Required task
Copy out the lines that include the word "Assigned".

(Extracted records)
* start *

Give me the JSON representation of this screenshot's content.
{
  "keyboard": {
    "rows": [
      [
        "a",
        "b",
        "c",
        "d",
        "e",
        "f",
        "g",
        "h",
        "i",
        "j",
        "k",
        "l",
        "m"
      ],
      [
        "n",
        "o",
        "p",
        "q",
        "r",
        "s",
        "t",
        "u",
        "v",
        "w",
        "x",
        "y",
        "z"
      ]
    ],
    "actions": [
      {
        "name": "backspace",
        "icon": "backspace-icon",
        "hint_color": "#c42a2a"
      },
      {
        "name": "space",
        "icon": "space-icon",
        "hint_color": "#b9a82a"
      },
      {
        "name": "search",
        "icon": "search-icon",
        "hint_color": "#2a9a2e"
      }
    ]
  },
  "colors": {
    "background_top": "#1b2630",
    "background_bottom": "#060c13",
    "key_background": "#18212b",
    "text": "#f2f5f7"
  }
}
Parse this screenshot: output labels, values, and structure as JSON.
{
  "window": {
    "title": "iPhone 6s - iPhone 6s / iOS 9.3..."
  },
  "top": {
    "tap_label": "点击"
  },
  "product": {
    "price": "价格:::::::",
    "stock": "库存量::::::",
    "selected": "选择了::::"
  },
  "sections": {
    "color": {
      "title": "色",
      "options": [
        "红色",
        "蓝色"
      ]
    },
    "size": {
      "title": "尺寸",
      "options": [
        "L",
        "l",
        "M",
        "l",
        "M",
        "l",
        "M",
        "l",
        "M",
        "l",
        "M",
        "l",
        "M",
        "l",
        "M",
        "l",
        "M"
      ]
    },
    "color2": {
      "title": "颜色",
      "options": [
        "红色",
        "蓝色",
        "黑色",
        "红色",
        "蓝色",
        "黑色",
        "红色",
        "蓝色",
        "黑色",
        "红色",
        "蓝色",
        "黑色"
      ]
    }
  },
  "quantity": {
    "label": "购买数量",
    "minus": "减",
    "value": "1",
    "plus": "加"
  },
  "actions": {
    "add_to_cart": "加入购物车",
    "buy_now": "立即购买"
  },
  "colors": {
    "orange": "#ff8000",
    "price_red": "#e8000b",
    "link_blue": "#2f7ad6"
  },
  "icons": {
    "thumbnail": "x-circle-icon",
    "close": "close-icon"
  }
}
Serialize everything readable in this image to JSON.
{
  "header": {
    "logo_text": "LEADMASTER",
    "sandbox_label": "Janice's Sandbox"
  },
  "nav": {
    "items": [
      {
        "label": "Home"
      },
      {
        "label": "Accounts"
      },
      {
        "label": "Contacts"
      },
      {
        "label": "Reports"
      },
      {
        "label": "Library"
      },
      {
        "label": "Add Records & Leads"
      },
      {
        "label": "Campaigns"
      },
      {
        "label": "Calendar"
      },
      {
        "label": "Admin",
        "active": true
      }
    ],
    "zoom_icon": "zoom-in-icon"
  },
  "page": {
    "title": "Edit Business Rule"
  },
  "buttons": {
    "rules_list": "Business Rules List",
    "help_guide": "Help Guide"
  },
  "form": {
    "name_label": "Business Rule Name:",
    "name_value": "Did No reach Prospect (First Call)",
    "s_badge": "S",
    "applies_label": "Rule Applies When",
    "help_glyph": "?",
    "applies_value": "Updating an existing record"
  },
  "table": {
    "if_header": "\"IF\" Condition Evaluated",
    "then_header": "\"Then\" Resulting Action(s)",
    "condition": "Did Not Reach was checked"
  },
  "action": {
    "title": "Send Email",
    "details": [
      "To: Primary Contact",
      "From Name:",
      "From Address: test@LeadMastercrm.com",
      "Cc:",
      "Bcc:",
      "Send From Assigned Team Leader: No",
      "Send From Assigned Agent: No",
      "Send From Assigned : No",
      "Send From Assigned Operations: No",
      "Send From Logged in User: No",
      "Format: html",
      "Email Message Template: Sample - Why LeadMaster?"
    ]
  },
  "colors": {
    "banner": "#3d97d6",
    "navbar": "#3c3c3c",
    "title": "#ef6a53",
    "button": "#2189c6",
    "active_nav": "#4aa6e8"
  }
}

* end *

Output of the task
      "Send From Assigned Team Leader: No",
      "Send From Assigned Agent: No",
      "Send From Assigned : No",
      "Send From Assigned Operations: No",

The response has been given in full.